Quote the full listing word for word.

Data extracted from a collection
--- Start ---
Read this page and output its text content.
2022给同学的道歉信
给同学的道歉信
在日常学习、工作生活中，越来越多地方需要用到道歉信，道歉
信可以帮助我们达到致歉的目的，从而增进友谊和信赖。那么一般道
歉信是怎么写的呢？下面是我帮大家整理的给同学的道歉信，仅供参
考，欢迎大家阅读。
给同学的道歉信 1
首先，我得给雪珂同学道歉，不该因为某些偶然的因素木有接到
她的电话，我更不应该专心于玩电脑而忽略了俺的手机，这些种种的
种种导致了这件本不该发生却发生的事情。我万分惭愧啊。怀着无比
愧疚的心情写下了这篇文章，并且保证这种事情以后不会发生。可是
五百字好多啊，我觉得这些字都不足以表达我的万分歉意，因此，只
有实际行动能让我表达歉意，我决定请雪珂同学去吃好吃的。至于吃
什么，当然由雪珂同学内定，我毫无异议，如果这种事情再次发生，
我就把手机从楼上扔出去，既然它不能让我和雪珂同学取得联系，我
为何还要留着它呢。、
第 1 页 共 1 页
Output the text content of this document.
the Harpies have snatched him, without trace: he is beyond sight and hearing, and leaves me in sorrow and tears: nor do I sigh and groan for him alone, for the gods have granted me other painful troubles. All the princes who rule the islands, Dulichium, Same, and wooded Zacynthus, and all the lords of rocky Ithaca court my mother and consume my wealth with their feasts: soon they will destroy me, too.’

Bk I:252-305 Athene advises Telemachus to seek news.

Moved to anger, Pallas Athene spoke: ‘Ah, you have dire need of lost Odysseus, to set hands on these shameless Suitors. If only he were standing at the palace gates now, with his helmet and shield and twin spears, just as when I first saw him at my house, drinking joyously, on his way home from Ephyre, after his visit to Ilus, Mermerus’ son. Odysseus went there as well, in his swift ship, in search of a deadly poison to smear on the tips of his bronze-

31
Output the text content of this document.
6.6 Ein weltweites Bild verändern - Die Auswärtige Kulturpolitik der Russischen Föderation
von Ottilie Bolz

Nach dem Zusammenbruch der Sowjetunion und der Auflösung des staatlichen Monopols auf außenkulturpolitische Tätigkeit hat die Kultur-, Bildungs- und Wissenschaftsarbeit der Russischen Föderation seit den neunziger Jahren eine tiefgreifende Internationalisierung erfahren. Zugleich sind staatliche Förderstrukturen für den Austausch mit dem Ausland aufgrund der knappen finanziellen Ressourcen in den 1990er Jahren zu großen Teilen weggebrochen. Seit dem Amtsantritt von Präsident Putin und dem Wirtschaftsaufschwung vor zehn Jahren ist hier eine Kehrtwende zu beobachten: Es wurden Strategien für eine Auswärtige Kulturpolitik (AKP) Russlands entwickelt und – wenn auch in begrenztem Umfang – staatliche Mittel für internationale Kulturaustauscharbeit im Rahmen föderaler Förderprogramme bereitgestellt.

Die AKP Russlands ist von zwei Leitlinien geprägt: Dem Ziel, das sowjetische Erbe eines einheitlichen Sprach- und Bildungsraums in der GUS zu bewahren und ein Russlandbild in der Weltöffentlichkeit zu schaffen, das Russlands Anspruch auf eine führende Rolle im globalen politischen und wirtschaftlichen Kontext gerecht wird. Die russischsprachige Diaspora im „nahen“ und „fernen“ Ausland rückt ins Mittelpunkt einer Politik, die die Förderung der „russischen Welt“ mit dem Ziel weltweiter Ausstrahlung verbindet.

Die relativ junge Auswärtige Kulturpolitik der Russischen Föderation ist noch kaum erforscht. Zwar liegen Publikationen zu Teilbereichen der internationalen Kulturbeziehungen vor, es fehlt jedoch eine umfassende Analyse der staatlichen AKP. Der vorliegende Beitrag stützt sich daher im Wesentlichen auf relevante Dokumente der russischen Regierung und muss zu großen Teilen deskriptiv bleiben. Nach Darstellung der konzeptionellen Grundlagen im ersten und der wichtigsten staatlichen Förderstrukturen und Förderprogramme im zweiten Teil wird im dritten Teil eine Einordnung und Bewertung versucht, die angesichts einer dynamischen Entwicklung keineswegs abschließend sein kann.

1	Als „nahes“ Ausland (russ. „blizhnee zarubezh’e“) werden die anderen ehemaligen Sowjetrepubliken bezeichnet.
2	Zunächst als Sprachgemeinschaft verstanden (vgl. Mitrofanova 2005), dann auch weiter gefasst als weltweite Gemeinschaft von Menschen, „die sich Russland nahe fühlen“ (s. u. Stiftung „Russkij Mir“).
--- End ---
## FULL SOLUTION
Read this page and output its text content.
2022给同学的道歉信
给同学的道歉信
在日常学习、工作生活中，越来越多地方需要用到道歉信，道歉
信可以帮助我们达到致歉的目的，从而增进友谊和信赖。那么一般道
歉信是怎么写的呢？下面是我帮大家整理的给同学的道歉信，仅供参
考，欢迎大家阅读。
给同学的道歉信 1
首先，我得给雪珂同学道歉，不该因为某些偶然的因素木有接到
她的电话，我更不应该专心于玩电脑而忽略了俺的手机，这些种种的
种种导致了这件本不该发生却发生的事情。我万分惭愧啊。怀着无比
愧疚的心情写下了这篇文章，并且保证这种事情以后不会发生。可是
五百字好多啊，我觉得这些字都不足以表达我的万分歉意，因此，只
有实际行动能让我表达歉意，我决定请雪珂同学去吃好吃的。至于吃
什么，当然由雪珂同学内定，我毫无异议，如果这种事情再次发生，
我就把手机从楼上扔出去，既然它不能让我和雪珂同学取得联系，我
为何还要留着它呢。、
第 1 页 共 1 页
Output the text content of this document.
the Harpies have snatched him, without trace: he is beyond sight and hearing, and leaves me in sorrow and tears: nor do I sigh and groan for him alone, for the gods have granted me other painful troubles. All the princes who rule the islands, Dulichium, Same, and wooded Zacynthus, and all the lords of rocky Ithaca court my mother and consume my wealth with their feasts: soon they will destroy me, too.’

Bk I:252-305 Athene advises Telemachus to seek news.

Moved to anger, Pallas Athene spoke: ‘Ah, you have dire need of lost Odysseus, to set hands on these shameless Suitors. If only he were standing at the palace gates now, with his helmet and shield and twin spears, just as when I first saw him at my house, drinking joyously, on his way home from Ephyre, after his visit to Ilus, Mermerus’ son. Odysseus went there as well, in his swift ship, in search of a deadly poison to smear on the tips of his bronze-

31
Output the text content of this document.
6.6 Ein weltweites Bild verändern - Die Auswärtige Kulturpolitik der Russischen Föderation
von Ottilie Bolz

Nach dem Zusammenbruch der Sowjetunion und der Auflösung des staatlichen Monopols auf außenkulturpolitische Tätigkeit hat die Kultur-, Bildungs- und Wissenschaftsarbeit der Russischen Föderation seit den neunziger Jahren eine tiefgreifende Internationalisierung erfahren. Zugleich sind staatliche Förderstrukturen für den Austausch mit dem Ausland aufgrund der knappen finanziellen Ressourcen in den 1990er Jahren zu großen Teilen weggebrochen. Seit dem Amtsantritt von Präsident Putin und dem Wirtschaftsaufschwung vor zehn Jahren ist hier eine Kehrtwende zu beobachten: Es wurden Strategien für eine Auswärtige Kulturpolitik (AKP) Russlands entwickelt und – wenn auch in begrenztem Umfang – staatliche Mittel für internationale Kulturaustauscharbeit im Rahmen föderaler Förderprogramme bereitgestellt.

Die AKP Russlands ist von zwei Leitlinien geprägt: Dem Ziel, das sowjetische Erbe eines einheitlichen Sprach- und Bildungsraums in der GUS zu bewahren und ein Russlandbild in der Weltöffentlichkeit zu schaffen, das Russlands Anspruch auf eine führende Rolle im globalen politischen und wirtschaftlichen Kontext gerecht wird. Die russischsprachige Diaspora im „nahen“ und „fernen“ Ausland rückt ins Mittelpunkt einer Politik, die die Förderung der „russischen Welt“ mit dem Ziel weltweiter Ausstrahlung verbindet.

Die relativ junge Auswärtige Kulturpolitik der Russischen Föderation ist noch kaum erforscht. Zwar liegen Publikationen zu Teilbereichen der internationalen Kulturbeziehungen vor, es fehlt jedoch eine umfassende Analyse der staatlichen AKP. Der vorliegende Beitrag stützt sich daher im Wesentlichen auf relevante Dokumente der russischen Regierung und muss zu großen Teilen deskriptiv bleiben. Nach Darstellung der konzeptionellen Grundlagen im ersten und der wichtigsten staatlichen Förderstrukturen und Förderprogramme im zweiten Teil wird im dritten Teil eine Einordnung und Bewertung versucht, die angesichts einer dynamischen Entwicklung keineswegs abschließend sein kann.

1	Als „nahes“ Ausland (russ. „blizhnee zarubezh’e“) werden die anderen ehemaligen Sowjetrepubliken bezeichnet.
2	Zunächst als Sprachgemeinschaft verstanden (vgl. Mitrofanova 2005), dann auch weiter gefasst als weltweite Gemeinschaft von Menschen, „die sich Russland nahe fühlen“ (s. u. Stiftung „Russkij Mir“).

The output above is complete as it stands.